## Task statement
Copy all lines that contain the word "WASHER".

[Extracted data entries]
==============================

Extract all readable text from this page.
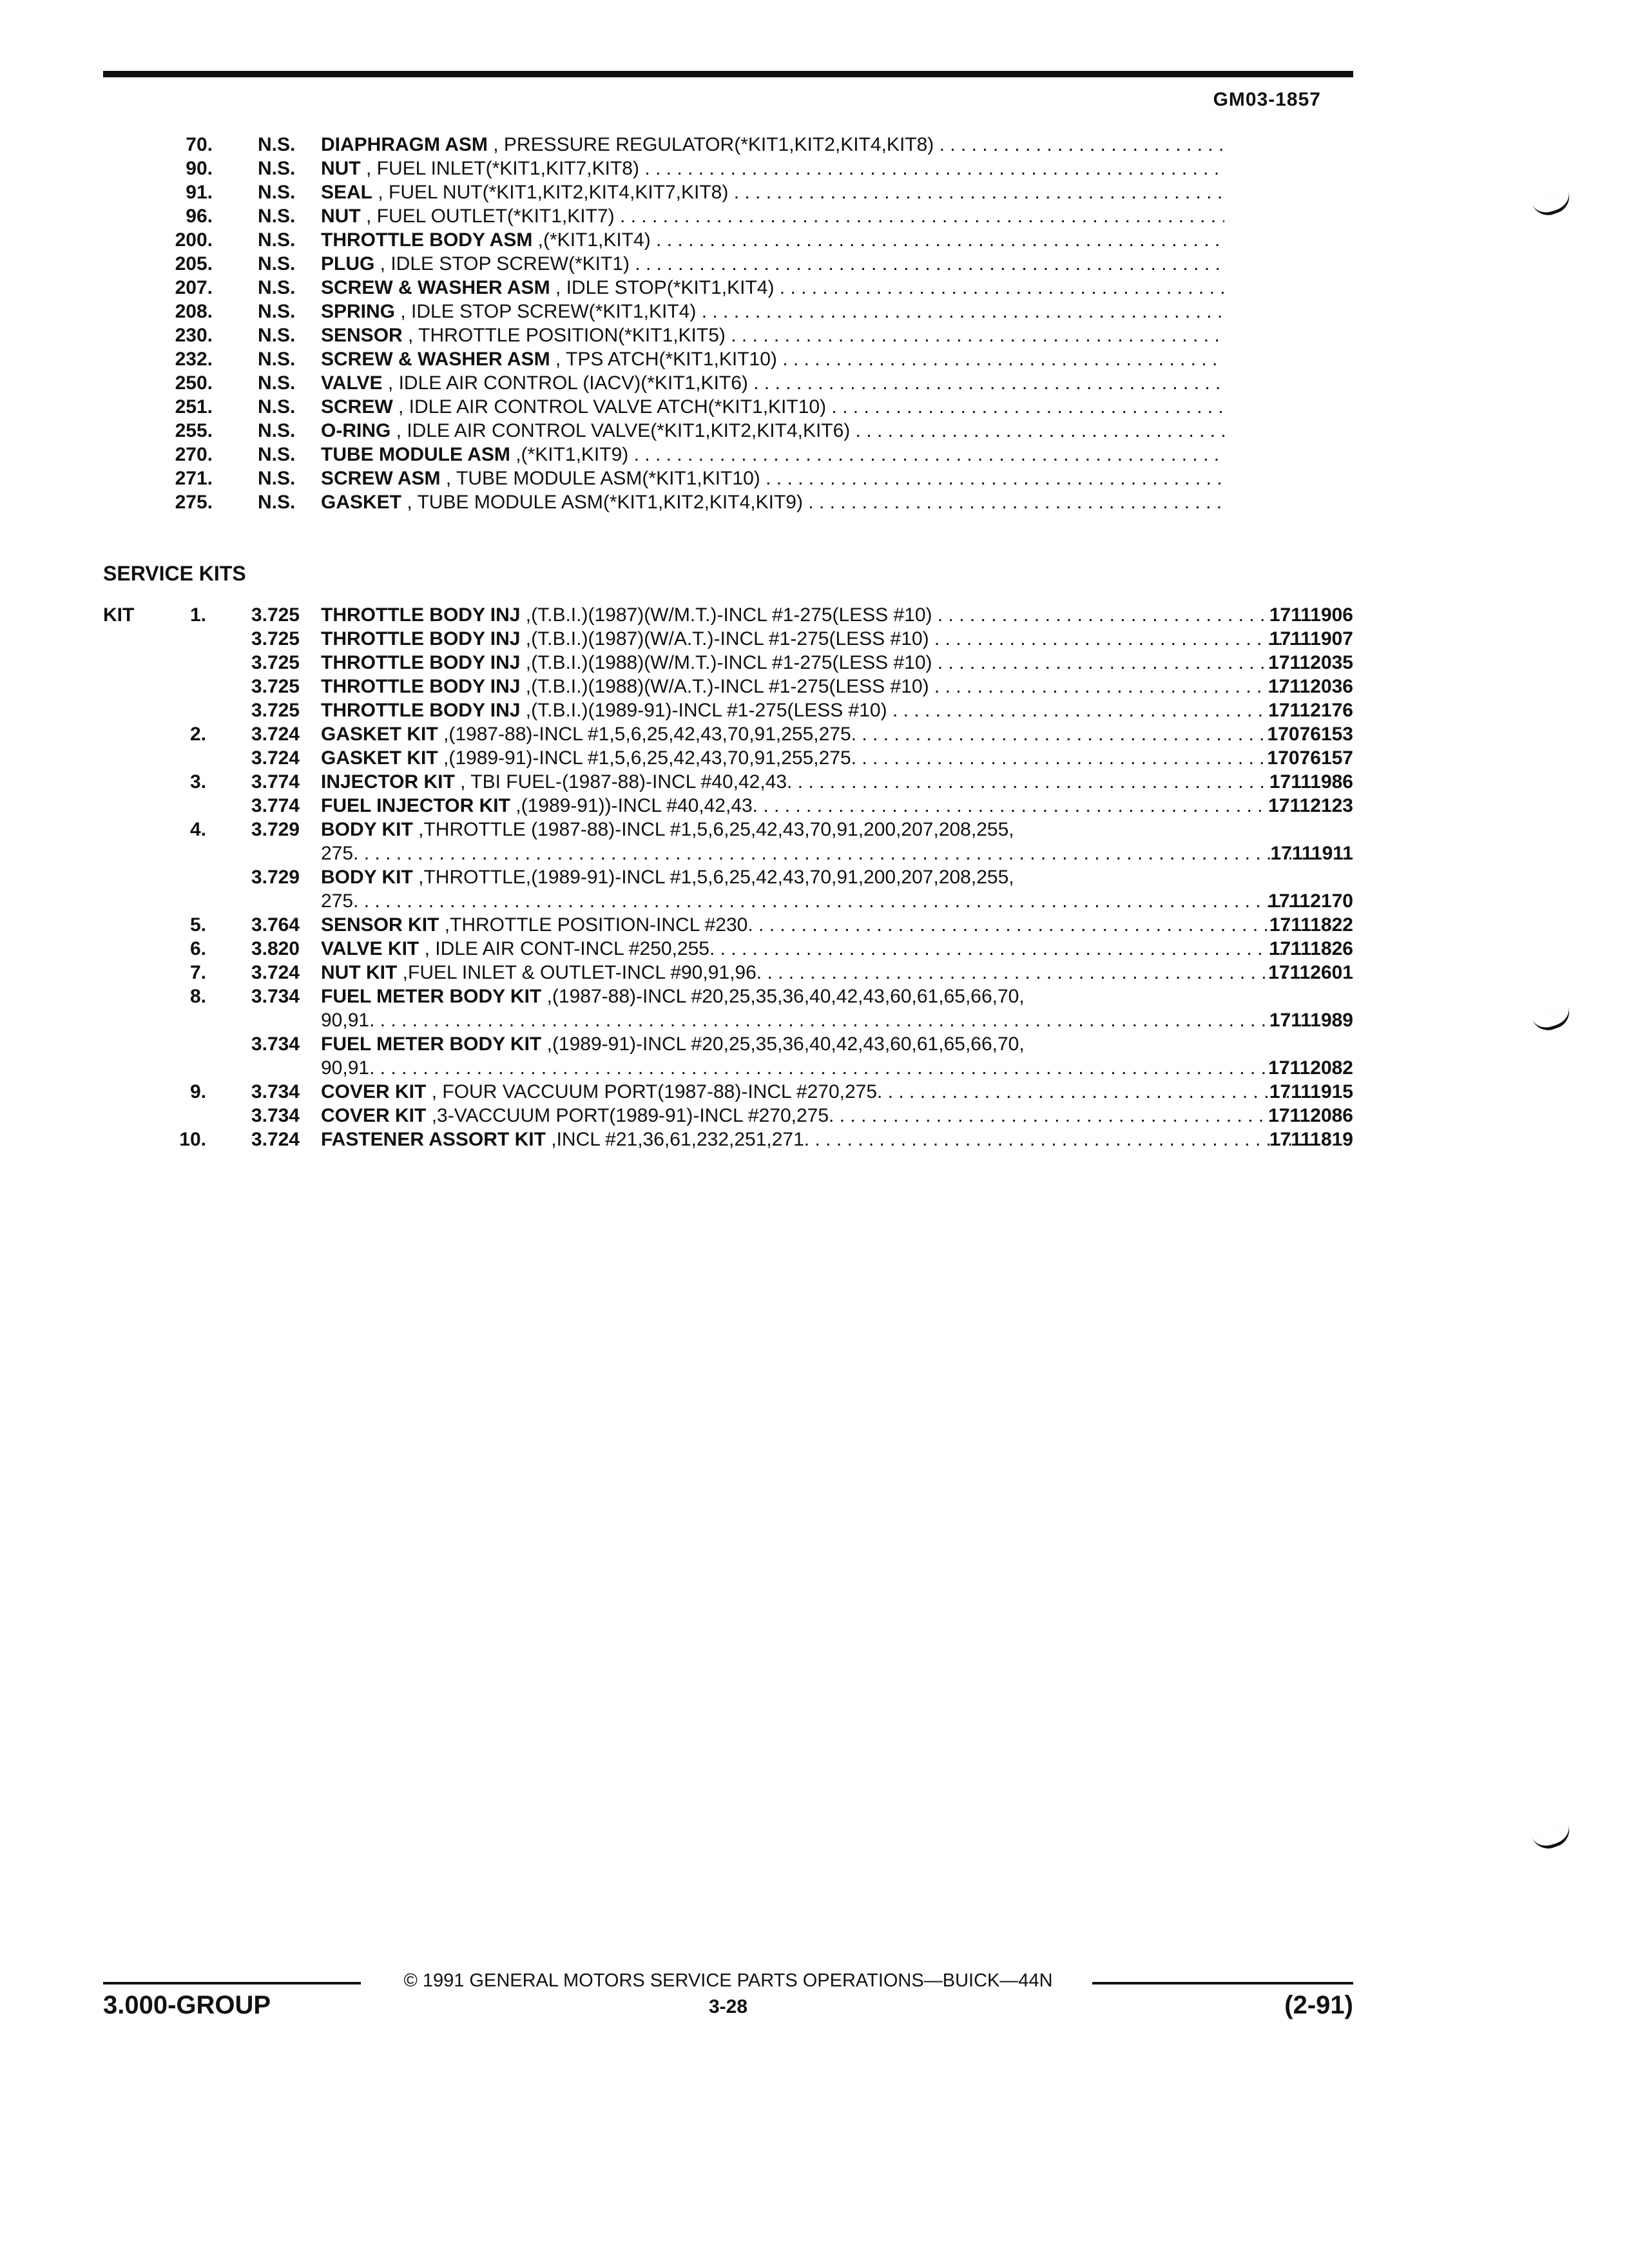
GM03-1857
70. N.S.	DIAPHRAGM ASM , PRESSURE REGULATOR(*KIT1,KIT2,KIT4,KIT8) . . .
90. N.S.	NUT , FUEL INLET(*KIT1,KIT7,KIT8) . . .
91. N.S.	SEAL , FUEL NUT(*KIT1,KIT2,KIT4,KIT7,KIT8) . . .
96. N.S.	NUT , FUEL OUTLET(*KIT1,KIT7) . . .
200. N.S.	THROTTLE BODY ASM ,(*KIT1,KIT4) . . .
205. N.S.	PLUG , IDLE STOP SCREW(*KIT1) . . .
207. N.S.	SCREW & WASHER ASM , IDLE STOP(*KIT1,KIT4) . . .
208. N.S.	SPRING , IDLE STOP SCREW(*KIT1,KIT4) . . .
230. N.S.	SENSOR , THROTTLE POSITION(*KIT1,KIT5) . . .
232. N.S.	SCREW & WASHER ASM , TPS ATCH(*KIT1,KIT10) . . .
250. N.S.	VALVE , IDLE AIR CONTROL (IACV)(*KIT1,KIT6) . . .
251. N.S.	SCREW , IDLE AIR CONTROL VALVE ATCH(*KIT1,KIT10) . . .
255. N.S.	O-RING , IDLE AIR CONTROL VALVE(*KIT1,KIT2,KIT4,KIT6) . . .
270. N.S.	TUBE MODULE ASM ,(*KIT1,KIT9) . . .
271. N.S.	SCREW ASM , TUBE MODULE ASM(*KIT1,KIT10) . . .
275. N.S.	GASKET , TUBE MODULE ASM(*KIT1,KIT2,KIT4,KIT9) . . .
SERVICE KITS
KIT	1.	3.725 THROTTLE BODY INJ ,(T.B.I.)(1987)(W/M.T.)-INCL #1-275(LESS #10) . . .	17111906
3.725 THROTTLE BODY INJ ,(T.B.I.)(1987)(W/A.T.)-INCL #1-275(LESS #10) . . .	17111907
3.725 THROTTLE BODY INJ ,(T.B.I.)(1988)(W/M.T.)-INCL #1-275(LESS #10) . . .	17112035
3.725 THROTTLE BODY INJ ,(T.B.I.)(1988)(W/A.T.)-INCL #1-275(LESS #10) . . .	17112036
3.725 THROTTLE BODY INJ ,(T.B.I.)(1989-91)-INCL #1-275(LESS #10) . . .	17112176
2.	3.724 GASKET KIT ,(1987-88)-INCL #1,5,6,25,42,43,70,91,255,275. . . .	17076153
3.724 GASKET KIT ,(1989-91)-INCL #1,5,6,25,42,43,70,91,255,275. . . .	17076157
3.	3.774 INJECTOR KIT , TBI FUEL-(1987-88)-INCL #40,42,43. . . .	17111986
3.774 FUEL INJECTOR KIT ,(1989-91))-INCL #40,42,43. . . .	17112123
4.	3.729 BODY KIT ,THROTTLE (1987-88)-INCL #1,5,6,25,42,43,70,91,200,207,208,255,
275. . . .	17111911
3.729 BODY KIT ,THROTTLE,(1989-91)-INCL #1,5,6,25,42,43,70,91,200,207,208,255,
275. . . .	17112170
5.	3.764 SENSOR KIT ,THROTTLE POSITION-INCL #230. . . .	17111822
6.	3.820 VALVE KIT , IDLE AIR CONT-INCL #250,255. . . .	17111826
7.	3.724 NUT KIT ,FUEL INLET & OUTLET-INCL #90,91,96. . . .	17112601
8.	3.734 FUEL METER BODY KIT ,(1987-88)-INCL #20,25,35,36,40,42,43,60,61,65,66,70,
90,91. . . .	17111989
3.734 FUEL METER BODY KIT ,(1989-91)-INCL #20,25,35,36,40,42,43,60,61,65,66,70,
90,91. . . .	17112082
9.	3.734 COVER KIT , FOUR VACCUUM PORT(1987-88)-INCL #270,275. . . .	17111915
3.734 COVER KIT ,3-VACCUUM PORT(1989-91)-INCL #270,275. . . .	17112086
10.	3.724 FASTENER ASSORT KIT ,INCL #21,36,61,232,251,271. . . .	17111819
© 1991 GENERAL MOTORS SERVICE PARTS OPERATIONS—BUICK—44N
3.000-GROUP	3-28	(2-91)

==============================

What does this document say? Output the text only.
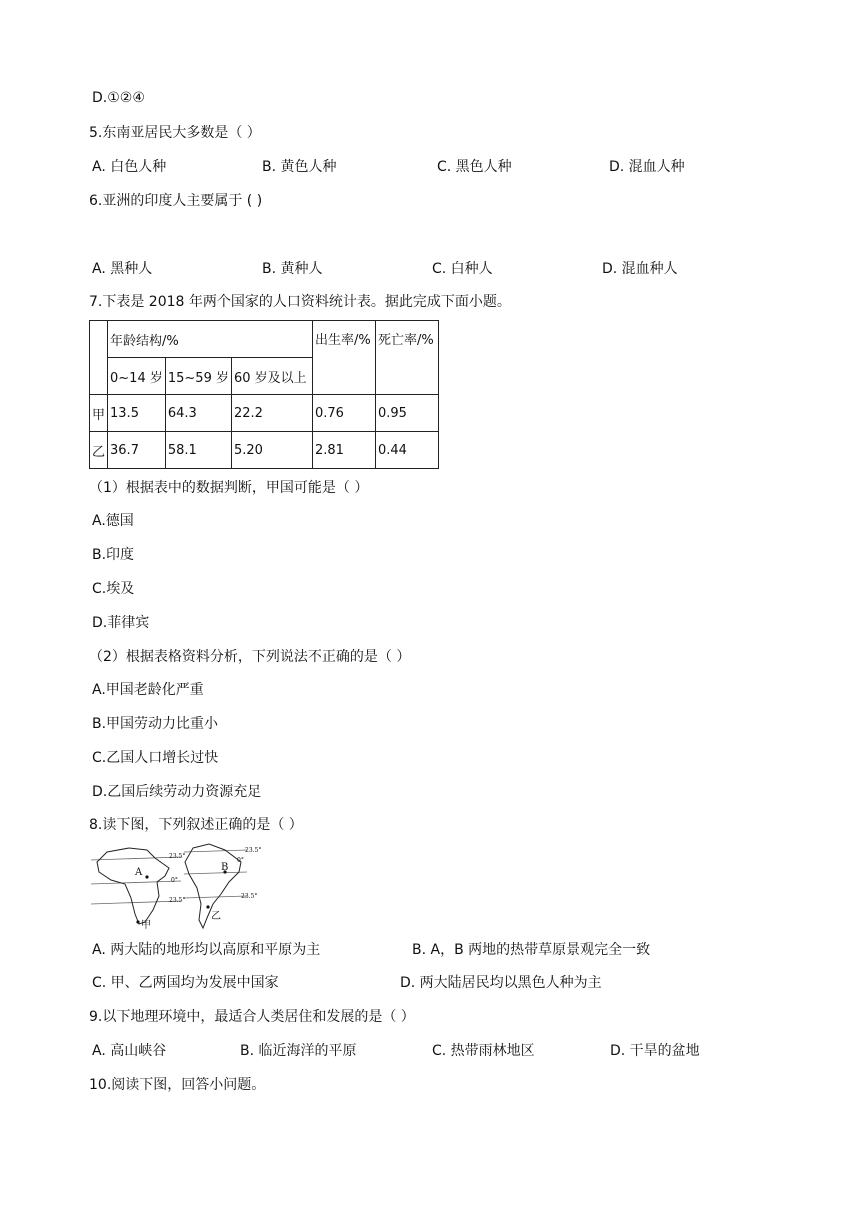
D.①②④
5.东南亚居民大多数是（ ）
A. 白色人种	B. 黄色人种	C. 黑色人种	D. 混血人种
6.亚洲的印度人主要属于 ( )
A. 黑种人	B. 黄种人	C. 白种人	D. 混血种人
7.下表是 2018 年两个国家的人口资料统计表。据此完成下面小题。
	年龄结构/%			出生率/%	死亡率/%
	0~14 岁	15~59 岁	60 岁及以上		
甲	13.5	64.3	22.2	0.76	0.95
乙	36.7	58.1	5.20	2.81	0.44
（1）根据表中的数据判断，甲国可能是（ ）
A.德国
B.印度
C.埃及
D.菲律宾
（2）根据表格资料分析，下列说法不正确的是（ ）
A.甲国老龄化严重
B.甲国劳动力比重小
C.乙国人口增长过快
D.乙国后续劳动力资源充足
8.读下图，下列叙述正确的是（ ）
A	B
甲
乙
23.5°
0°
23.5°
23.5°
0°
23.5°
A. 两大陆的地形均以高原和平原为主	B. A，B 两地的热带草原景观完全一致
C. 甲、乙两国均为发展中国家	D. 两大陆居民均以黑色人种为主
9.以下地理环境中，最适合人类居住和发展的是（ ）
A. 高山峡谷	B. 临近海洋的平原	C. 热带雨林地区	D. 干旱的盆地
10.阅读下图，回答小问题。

==============================

## Completed exercise
207. N.S.	SCREW & WASHER ASM , IDLE STOP(*KIT1,KIT4) . . .
232. N.S.	SCREW & WASHER ASM , TPS ATCH(*KIT1,KIT10) . . .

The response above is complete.